→ Your objective:
Search the data for the word "оқытудың" and copy every line that contains it.

→ Supplied records:
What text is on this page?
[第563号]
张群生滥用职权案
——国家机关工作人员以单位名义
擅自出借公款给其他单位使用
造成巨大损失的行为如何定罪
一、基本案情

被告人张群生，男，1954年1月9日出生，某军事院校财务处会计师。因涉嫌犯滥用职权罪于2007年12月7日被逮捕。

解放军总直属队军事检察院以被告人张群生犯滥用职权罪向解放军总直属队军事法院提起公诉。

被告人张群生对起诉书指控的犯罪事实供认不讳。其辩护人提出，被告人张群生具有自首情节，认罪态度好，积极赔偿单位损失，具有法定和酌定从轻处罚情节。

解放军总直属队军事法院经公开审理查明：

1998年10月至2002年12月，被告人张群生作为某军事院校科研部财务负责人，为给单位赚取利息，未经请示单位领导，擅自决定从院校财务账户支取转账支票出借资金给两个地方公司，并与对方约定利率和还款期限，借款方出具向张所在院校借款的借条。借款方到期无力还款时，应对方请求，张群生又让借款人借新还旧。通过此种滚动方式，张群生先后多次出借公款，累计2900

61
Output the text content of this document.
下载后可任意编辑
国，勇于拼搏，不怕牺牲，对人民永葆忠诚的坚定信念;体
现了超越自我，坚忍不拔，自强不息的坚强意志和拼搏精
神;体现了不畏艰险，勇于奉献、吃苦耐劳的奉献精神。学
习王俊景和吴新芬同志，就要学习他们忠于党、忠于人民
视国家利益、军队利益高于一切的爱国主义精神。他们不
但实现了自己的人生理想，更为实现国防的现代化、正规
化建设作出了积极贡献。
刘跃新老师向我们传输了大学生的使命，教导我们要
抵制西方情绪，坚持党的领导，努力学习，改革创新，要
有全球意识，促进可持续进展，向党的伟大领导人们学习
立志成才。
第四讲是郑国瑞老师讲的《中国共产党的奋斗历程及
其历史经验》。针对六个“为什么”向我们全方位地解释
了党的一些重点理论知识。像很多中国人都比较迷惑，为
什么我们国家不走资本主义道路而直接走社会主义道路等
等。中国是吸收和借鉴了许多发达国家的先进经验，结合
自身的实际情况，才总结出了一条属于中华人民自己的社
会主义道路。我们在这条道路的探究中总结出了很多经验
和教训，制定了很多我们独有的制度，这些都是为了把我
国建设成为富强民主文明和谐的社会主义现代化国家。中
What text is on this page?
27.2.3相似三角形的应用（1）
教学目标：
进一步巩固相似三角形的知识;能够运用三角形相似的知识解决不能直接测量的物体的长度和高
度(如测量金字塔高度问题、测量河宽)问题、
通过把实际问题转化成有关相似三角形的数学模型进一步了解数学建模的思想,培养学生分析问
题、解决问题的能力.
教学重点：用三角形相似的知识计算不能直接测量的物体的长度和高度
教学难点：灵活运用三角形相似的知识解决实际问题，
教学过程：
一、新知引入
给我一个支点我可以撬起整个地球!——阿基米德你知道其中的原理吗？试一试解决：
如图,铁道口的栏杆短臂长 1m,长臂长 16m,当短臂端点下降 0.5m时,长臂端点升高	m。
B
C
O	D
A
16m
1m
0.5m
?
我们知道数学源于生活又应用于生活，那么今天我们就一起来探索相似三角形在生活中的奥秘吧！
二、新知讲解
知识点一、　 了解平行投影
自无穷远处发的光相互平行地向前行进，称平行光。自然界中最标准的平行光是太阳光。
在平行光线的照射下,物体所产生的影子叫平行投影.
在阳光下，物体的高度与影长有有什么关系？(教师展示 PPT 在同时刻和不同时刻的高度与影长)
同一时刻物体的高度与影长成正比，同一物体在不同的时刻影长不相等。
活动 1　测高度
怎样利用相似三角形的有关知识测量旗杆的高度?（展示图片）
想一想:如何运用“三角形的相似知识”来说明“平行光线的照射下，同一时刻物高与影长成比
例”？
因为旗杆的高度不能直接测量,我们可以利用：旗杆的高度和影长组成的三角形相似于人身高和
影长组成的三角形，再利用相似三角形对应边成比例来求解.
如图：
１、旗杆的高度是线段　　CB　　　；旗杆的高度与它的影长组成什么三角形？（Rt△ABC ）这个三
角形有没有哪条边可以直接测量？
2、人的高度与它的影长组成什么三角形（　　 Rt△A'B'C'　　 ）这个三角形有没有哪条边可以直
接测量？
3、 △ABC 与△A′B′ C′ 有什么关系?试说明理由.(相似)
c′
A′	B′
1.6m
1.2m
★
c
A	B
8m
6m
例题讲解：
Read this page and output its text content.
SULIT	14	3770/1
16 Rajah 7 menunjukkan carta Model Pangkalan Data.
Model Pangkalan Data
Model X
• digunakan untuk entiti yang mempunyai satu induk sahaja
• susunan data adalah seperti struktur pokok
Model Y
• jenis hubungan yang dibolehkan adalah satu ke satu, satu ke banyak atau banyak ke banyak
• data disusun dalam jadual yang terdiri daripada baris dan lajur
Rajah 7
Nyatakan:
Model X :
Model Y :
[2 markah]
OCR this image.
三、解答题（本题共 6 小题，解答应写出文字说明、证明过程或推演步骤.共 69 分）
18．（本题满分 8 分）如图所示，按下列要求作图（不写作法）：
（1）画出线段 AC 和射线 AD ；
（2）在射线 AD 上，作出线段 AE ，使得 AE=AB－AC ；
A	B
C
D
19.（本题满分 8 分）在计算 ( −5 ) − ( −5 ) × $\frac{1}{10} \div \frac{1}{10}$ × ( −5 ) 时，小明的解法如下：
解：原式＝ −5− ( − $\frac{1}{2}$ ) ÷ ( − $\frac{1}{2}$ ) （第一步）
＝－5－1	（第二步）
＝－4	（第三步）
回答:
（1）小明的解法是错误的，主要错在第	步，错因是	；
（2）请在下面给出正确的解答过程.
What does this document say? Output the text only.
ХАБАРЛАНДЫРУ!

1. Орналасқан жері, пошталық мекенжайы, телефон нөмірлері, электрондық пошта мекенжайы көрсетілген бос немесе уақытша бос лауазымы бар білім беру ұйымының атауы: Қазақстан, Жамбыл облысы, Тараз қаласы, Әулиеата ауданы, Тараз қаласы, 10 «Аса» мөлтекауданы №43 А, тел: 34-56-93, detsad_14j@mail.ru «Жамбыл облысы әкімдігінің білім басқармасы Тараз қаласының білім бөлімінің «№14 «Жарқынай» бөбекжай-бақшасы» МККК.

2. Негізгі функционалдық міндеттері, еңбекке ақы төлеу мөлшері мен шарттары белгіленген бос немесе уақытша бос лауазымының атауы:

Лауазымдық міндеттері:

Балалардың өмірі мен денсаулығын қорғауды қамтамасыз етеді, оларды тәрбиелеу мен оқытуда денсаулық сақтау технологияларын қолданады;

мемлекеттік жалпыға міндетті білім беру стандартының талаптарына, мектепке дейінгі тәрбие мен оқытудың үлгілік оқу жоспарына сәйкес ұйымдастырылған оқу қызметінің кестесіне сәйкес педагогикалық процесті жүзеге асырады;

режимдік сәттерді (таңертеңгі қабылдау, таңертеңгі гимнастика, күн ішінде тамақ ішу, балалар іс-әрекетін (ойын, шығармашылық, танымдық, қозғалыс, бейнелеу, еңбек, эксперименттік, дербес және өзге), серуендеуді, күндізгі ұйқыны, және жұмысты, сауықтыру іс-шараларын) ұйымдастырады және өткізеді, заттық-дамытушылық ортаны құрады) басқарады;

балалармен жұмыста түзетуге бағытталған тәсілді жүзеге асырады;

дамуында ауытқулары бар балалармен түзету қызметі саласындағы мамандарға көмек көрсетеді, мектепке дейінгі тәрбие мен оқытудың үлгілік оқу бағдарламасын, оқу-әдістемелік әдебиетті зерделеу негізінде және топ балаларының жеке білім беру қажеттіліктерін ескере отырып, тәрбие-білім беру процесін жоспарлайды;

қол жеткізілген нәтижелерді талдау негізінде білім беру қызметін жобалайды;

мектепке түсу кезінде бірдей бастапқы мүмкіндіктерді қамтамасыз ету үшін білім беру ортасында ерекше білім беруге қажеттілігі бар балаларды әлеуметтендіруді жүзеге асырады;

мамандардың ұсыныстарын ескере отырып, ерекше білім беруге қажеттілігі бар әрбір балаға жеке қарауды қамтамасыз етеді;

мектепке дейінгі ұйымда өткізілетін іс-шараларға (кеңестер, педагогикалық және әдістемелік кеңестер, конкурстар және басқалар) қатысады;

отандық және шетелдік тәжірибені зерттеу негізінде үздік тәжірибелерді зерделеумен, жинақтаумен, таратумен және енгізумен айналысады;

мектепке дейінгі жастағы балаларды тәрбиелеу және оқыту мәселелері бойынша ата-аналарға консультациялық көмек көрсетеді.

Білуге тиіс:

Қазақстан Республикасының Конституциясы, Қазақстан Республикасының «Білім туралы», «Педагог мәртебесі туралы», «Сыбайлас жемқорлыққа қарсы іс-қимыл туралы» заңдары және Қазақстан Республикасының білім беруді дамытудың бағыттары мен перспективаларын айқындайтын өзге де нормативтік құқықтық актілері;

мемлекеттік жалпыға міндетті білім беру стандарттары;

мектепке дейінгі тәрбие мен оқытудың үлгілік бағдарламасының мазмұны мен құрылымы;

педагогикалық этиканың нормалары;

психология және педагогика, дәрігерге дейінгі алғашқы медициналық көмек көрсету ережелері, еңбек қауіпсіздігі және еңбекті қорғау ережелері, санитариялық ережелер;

→ Complete answer:
мемлекеттік жалпыға міндетті білім беру стандартының талаптарына, мектепке дейінгі тәрбие мен оқытудың үлгілік оқу жоспарына сәйкес ұйымдастырылған оқу қызметінің кестесіне сәйкес педагогикалық процесті жүзеге асырады;
дамуында ауытқулары бар балалармен түзету қызметі саласындағы мамандарға көмек көрсетеді, мектепке дейінгі тәрбие мен оқытудың үлгілік оқу бағдарламасын, оқу-әдістемелік әдебиетті зерделеу негізінде және топ балаларының жеке білім беру қажеттіліктерін ескере отырып, тәрбие-білім беру процесін жоспарлайды;
мектепке дейінгі тәрбие мен оқытудың үлгілік бағдарламасының мазмұны мен құрылымы;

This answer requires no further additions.